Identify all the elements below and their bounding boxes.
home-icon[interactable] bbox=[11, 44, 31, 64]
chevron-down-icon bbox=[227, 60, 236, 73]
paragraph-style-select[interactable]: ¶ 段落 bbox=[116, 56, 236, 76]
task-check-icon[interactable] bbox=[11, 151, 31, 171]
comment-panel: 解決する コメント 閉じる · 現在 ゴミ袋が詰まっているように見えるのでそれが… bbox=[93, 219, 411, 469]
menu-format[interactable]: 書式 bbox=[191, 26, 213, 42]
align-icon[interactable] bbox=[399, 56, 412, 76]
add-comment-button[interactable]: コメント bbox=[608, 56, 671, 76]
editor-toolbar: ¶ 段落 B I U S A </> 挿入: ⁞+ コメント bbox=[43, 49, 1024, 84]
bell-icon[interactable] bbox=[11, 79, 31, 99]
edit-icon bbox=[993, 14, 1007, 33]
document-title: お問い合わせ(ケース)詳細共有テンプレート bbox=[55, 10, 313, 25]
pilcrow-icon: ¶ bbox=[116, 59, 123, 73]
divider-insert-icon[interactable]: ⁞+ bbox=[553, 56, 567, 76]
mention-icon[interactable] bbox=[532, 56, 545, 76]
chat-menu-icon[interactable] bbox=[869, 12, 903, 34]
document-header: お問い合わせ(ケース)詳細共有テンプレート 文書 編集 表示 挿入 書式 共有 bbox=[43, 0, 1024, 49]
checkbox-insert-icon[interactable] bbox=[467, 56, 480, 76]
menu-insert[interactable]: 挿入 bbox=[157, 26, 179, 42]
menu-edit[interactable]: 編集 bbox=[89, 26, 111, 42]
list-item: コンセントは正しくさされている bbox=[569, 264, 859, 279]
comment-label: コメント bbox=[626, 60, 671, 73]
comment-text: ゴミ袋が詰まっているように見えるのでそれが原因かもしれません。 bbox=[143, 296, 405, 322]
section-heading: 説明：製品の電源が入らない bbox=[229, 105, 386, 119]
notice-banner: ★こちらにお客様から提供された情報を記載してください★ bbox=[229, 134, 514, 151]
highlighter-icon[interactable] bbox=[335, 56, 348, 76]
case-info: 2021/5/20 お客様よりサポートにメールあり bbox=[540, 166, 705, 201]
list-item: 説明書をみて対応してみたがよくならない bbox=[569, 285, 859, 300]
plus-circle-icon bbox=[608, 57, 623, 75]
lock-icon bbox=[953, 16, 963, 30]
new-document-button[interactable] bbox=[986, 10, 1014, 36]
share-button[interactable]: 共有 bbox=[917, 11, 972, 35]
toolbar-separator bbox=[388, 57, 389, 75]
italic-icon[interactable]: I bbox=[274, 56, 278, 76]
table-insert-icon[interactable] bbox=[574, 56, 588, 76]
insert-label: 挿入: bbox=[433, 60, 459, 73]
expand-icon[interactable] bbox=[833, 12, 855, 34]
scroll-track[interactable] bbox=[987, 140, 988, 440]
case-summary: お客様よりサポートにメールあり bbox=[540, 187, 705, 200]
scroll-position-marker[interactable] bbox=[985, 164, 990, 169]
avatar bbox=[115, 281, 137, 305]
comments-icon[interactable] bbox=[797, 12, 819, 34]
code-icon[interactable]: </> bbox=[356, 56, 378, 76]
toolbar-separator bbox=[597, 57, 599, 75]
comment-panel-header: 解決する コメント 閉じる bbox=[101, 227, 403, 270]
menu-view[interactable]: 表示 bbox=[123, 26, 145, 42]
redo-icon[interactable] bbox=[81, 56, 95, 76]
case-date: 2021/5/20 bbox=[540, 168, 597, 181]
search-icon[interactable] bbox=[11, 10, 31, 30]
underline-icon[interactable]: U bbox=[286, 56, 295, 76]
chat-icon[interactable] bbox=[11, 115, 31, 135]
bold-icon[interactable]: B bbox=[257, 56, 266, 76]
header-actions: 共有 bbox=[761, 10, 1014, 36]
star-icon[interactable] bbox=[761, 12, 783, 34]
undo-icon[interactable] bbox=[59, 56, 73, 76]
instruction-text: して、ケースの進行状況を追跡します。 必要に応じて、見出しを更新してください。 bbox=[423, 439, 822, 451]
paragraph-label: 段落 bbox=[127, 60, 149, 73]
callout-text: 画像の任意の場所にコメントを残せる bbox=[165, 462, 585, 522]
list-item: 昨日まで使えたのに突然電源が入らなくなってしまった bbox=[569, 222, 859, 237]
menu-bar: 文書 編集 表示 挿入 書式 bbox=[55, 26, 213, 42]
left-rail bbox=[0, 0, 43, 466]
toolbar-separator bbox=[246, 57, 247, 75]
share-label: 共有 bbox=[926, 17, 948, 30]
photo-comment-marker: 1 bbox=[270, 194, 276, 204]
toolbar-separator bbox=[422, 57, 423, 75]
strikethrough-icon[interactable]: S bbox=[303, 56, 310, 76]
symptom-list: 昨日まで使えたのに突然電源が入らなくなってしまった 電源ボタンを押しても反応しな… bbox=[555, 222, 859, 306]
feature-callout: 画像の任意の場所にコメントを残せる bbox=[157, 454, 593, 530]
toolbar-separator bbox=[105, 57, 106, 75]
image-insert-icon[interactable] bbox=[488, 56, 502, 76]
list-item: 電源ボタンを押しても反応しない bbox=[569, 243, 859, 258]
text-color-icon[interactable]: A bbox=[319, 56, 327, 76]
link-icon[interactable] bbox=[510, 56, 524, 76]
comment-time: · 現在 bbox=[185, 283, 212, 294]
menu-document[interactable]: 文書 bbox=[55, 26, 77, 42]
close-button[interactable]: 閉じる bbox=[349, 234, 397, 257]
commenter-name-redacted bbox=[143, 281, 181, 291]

**Directive:** Put every line of the records above into a JSON list of strings, one string per line, and leave out any blank lines.

**Worked answer:**
[
  "Identify all the elements below and their bounding boxes.",
  "home-icon[interactable] bbox=[11, 44, 31, 64]",
  "chevron-down-icon bbox=[227, 60, 236, 73]",
  "paragraph-style-select[interactable]: ¶ 段落 bbox=[116, 56, 236, 76]",
  "task-check-icon[interactable] bbox=[11, 151, 31, 171]",
  "comment-panel: 解決する コメント 閉じる · 現在 ゴミ袋が詰まっているように見えるのでそれが… bbox=[93, 219, 411, 469]",
  "menu-format[interactable]: 書式 bbox=[191, 26, 213, 42]",
  "align-icon[interactable] bbox=[399, 56, 412, 76]",
  "add-comment-button[interactable]: コメント bbox=[608, 56, 671, 76]",
  "editor-toolbar: ¶ 段落 B I U S A </> 挿入: ⁞+ コメント bbox=[43, 49, 1024, 84]",
  "bell-icon[interactable] bbox=[11, 79, 31, 99]",
  "edit-icon bbox=[993, 14, 1007, 33]",
  "document-title: お問い合わせ(ケース)詳細共有テンプレート bbox=[55, 10, 313, 25]",
  "pilcrow-icon: ¶ bbox=[116, 59, 123, 73]",
  "divider-insert-icon[interactable]: ⁞+ bbox=[553, 56, 567, 76]",
  "mention-icon[interactable] bbox=[532, 56, 545, 76]",
  "chat-menu-icon[interactable] bbox=[869, 12, 903, 34]",
  "document-header: お問い合わせ(ケース)詳細共有テンプレート 文書 編集 表示 挿入 書式 共有 bbox=[43, 0, 1024, 49]",
  "checkbox-insert-icon[interactable] bbox=[467, 56, 480, 76]",
  "menu-insert[interactable]: 挿入 bbox=[157, 26, 179, 42]",
  "menu-edit[interactable]: 編集 bbox=[89, 26, 111, 42]",
  "list-item: コンセントは正しくさされている bbox=[569, 264, 859, 279]",
  "comment-label: コメント bbox=[626, 60, 671, 73]",
  "comment-text: ゴミ袋が詰まっているように見えるのでそれが原因かもしれません。 bbox=[143, 296, 405, 322]",
  "section-heading: 説明：製品の電源が入らない bbox=[229, 105, 386, 119]",
  "notice-banner: ★こちらにお客様から提供された情報を記載してください★ bbox=[229, 134, 514, 151]",
  "highlighter-icon[interactable] bbox=[335, 56, 348, 76]",
  "case-info: 2021/5/20 お客様よりサポートにメールあり bbox=[540, 166, 705, 201]",
  "list-item: 説明書をみて対応してみたがよくならない bbox=[569, 285, 859, 300]",
  "plus-circle-icon bbox=[608, 57, 623, 75]",
  "lock-icon bbox=[953, 16, 963, 30]",
  "new-document-button[interactable] bbox=[986, 10, 1014, 36]",
  "share-button[interactable]: 共有 bbox=[917, 11, 972, 35]",
  "toolbar-separator bbox=[388, 57, 389, 75]",
  "italic-icon[interactable]: I bbox=[274, 56, 278, 76]",
  "table-insert-icon[interactable] bbox=[574, 56, 588, 76]",
  "insert-label: 挿入: bbox=[433, 60, 459, 73]",
  "expand-icon[interactable] bbox=[833, 12, 855, 34]",
  "scroll-track[interactable] bbox=[987, 140, 988, 440]",
  "case-summary: お客様よりサポートにメールあり bbox=[540, 187, 705, 200]",
  "scroll-position-marker[interactable] bbox=[985, 164, 990, 169]",
  "avatar bbox=[115, 281, 137, 305]",
  "comments-icon[interactable] bbox=[797, 12, 819, 34]",
  "code-icon[interactable]: </> bbox=[356, 56, 378, 76]",
  "toolbar-separator bbox=[597, 57, 599, 75]",
  "comment-panel-header: 解決する コメント 閉じる bbox=[101, 227, 403, 270]",
  "menu-view[interactable]: 表示 bbox=[123, 26, 145, 42]",
  "redo-icon[interactable] bbox=[81, 56, 95, 76]",
  "case-date: 2021/5/20 bbox=[540, 168, 597, 181]",
  "search-icon[interactable] bbox=[11, 10, 31, 30]",
  "underline-icon[interactable]: U bbox=[286, 56, 295, 76]",
  "chat-icon[interactable] bbox=[11, 115, 31, 135]",
  "bold-icon[interactable]: B bbox=[257, 56, 266, 76]",
  "header-actions: 共有 bbox=[761, 10, 1014, 36]",
  "star-icon[interactable] bbox=[761, 12, 783, 34]",
  "undo-icon[interactable] bbox=[59, 56, 73, 76]",
  "instruction-text: して、ケースの進行状況を追跡します。 必要に応じて、見出しを更新してください。 bbox=[423, 439, 822, 451]",
  "paragraph-label: 段落 bbox=[127, 60, 149, 73]",
  "callout-text: 画像の任意の場所にコメントを残せる bbox=[165, 462, 585, 522]",
  "list-item: 昨日まで使えたのに突然電源が入らなくなってしまった bbox=[569, 222, 859, 237]",
  "menu-bar: 文書 編集 表示 挿入 書式 bbox=[55, 26, 213, 42]",
  "left-rail bbox=[0, 0, 43, 466]",
  "toolbar-separator bbox=[246, 57, 247, 75]",
  "share-label: 共有 bbox=[926, 17, 948, 30]",
  "photo-comment-marker: 1 bbox=[270, 194, 276, 204]",
  "toolbar-separator bbox=[422, 57, 423, 75]",
  "strikethrough-icon[interactable]: S bbox=[303, 56, 310, 76]",
  "symptom-list: 昨日まで使えたのに突然電源が入らなくなってしまった 電源ボタンを押しても反応しな… bbox=[555, 222, 859, 306]",
  "feature-callout: 画像の任意の場所にコメントを残せる bbox=[157, 454, 593, 530]",
  "toolbar-separator bbox=[105, 57, 106, 75]",
  "image-insert-icon[interactable] bbox=[488, 56, 502, 76]",
  "list-item: 電源ボタンを押しても反応しない bbox=[569, 243, 859, 258]",
  "text-color-icon[interactable]: A bbox=[319, 56, 327, 76]",
  "link-icon[interactable] bbox=[510, 56, 524, 76]",
  "comment-time: · 現在 bbox=[185, 283, 212, 294]",
  "menu-document[interactable]: 文書 bbox=[55, 26, 77, 42]",
  "close-button[interactable]: 閉じる bbox=[349, 234, 397, 257]",
  "commenter-name-redacted bbox=[143, 281, 181, 291]"
]